● **STORED RECORDS**:

================================

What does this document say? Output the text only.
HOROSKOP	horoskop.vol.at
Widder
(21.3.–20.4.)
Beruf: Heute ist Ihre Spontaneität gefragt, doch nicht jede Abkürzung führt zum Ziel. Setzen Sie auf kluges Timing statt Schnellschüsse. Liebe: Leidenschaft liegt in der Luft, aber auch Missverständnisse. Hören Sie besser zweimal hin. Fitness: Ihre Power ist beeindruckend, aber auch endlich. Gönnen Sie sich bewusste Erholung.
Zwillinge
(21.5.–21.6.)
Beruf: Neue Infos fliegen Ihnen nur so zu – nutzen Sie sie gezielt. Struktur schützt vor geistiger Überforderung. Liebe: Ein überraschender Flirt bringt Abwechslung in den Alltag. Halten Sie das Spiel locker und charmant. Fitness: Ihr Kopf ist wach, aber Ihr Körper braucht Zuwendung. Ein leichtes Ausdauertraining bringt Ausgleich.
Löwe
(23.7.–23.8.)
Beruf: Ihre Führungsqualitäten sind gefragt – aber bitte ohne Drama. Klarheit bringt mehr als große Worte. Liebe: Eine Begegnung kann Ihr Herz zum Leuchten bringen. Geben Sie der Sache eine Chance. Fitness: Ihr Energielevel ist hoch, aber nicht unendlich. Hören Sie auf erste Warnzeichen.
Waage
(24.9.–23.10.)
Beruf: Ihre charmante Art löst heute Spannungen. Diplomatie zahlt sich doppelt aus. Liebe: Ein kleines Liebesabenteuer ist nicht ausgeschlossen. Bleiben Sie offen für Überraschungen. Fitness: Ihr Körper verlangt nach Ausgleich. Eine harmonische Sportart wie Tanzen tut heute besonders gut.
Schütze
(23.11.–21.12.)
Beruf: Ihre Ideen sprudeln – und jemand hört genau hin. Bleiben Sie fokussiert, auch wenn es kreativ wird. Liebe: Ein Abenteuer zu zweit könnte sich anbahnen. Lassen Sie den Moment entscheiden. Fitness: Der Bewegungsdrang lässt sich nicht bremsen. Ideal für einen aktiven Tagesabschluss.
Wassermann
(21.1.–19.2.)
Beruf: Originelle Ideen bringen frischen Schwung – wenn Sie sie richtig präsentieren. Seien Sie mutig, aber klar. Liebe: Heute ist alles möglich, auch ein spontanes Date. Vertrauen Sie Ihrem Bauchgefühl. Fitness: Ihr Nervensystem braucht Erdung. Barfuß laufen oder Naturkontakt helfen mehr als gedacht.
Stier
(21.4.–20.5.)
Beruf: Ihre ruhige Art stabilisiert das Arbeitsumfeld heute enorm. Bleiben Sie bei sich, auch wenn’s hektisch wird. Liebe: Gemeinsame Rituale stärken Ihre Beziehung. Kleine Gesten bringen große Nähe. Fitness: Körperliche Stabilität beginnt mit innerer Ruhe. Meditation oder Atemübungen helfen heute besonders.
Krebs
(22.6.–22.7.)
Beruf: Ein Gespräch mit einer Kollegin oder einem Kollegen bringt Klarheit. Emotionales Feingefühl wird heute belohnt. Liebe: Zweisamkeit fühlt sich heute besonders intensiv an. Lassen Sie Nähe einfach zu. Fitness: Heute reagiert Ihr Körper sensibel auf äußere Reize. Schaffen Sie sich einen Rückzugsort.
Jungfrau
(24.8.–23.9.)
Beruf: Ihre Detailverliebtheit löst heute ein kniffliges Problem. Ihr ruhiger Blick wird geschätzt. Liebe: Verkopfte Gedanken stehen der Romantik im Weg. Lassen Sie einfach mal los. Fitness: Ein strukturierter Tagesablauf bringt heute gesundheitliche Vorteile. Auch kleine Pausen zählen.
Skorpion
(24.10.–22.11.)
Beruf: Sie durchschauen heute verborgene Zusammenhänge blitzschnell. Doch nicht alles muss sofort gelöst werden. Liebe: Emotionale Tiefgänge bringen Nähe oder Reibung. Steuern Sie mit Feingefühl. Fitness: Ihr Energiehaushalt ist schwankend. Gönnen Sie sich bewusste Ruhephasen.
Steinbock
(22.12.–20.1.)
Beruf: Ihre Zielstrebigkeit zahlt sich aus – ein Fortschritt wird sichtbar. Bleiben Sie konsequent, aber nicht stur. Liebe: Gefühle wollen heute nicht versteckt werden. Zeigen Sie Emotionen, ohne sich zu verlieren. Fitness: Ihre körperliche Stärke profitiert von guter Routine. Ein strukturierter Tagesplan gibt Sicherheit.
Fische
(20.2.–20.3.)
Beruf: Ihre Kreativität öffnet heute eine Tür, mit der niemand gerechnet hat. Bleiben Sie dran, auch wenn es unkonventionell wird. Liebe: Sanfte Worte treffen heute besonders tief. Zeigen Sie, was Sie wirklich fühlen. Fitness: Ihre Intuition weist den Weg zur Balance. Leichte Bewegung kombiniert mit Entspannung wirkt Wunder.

================================

● **OBJECTIVE**: From the records above, extract every entry verbatim.

● **SOLUTION TO THE PROBLEM**:
What does this document say? Output the text only.
HOROSKOP	horoskop.vol.at
Widder
(21.3.–20.4.)
Beruf: Heute ist Ihre Spontaneität gefragt, doch nicht jede Abkürzung führt zum Ziel. Setzen Sie auf kluges Timing statt Schnellschüsse. Liebe: Leidenschaft liegt in der Luft, aber auch Missverständnisse. Hören Sie besser zweimal hin. Fitness: Ihre Power ist beeindruckend, aber auch endlich. Gönnen Sie sich bewusste Erholung.
Zwillinge
(21.5.–21.6.)
Beruf: Neue Infos fliegen Ihnen nur so zu – nutzen Sie sie gezielt. Struktur schützt vor geistiger Überforderung. Liebe: Ein überraschender Flirt bringt Abwechslung in den Alltag. Halten Sie das Spiel locker und charmant. Fitness: Ihr Kopf ist wach, aber Ihr Körper braucht Zuwendung. Ein leichtes Ausdauertraining bringt Ausgleich.
Löwe
(23.7.–23.8.)
Beruf: Ihre Führungsqualitäten sind gefragt – aber bitte ohne Drama. Klarheit bringt mehr als große Worte. Liebe: Eine Begegnung kann Ihr Herz zum Leuchten bringen. Geben Sie der Sache eine Chance. Fitness: Ihr Energielevel ist hoch, aber nicht unendlich. Hören Sie auf erste Warnzeichen.
Waage
(24.9.–23.10.)
Beruf: Ihre charmante Art löst heute Spannungen. Diplomatie zahlt sich doppelt aus. Liebe: Ein kleines Liebesabenteuer ist nicht ausgeschlossen. Bleiben Sie offen für Überraschungen. Fitness: Ihr Körper verlangt nach Ausgleich. Eine harmonische Sportart wie Tanzen tut heute besonders gut.
Schütze
(23.11.–21.12.)
Beruf: Ihre Ideen sprudeln – und jemand hört genau hin. Bleiben Sie fokussiert, auch wenn es kreativ wird. Liebe: Ein Abenteuer zu zweit könnte sich anbahnen. Lassen Sie den Moment entscheiden. Fitness: Der Bewegungsdrang lässt sich nicht bremsen. Ideal für einen aktiven Tagesabschluss.
Wassermann
(21.1.–19.2.)
Beruf: Originelle Ideen bringen frischen Schwung – wenn Sie sie richtig präsentieren. Seien Sie mutig, aber klar. Liebe: Heute ist alles möglich, auch ein spontanes Date. Vertrauen Sie Ihrem Bauchgefühl. Fitness: Ihr Nervensystem braucht Erdung. Barfuß laufen oder Naturkontakt helfen mehr als gedacht.
Stier
(21.4.–20.5.)
Beruf: Ihre ruhige Art stabilisiert das Arbeitsumfeld heute enorm. Bleiben Sie bei sich, auch wenn’s hektisch wird. Liebe: Gemeinsame Rituale stärken Ihre Beziehung. Kleine Gesten bringen große Nähe. Fitness: Körperliche Stabilität beginnt mit innerer Ruhe. Meditation oder Atemübungen helfen heute besonders.
Krebs
(22.6.–22.7.)
Beruf: Ein Gespräch mit einer Kollegin oder einem Kollegen bringt Klarheit. Emotionales Feingefühl wird heute belohnt. Liebe: Zweisamkeit fühlt sich heute besonders intensiv an. Lassen Sie Nähe einfach zu. Fitness: Heute reagiert Ihr Körper sensibel auf äußere Reize. Schaffen Sie sich einen Rückzugsort.
Jungfrau
(24.8.–23.9.)
Beruf: Ihre Detailverliebtheit löst heute ein kniffliges Problem. Ihr ruhiger Blick wird geschätzt. Liebe: Verkopfte Gedanken stehen der Romantik im Weg. Lassen Sie einfach mal los. Fitness: Ein strukturierter Tagesablauf bringt heute gesundheitliche Vorteile. Auch kleine Pausen zählen.
Skorpion
(24.10.–22.11.)
Beruf: Sie durchschauen heute verborgene Zusammenhänge blitzschnell. Doch nicht alles muss sofort gelöst werden. Liebe: Emotionale Tiefgänge bringen Nähe oder Reibung. Steuern Sie mit Feingefühl. Fitness: Ihr Energiehaushalt ist schwankend. Gönnen Sie sich bewusste Ruhephasen.
Steinbock
(22.12.–20.1.)
Beruf: Ihre Zielstrebigkeit zahlt sich aus – ein Fortschritt wird sichtbar. Bleiben Sie konsequent, aber nicht stur. Liebe: Gefühle wollen heute nicht versteckt werden. Zeigen Sie Emotionen, ohne sich zu verlieren. Fitness: Ihre körperliche Stärke profitiert von guter Routine. Ein strukturierter Tagesplan gibt Sicherheit.
Fische
(20.2.–20.3.)
Beruf: Ihre Kreativität öffnet heute eine Tür, mit der niemand gerechnet hat. Bleiben Sie dran, auch wenn es unkonventionell wird. Liebe: Sanfte Worte treffen heute besonders tief. Zeigen Sie, was Sie wirklich fühlen. Fitness: Ihre Intuition weist den Weg zur Balance. Leichte Bewegung kombiniert mit Entspannung wirkt Wunder.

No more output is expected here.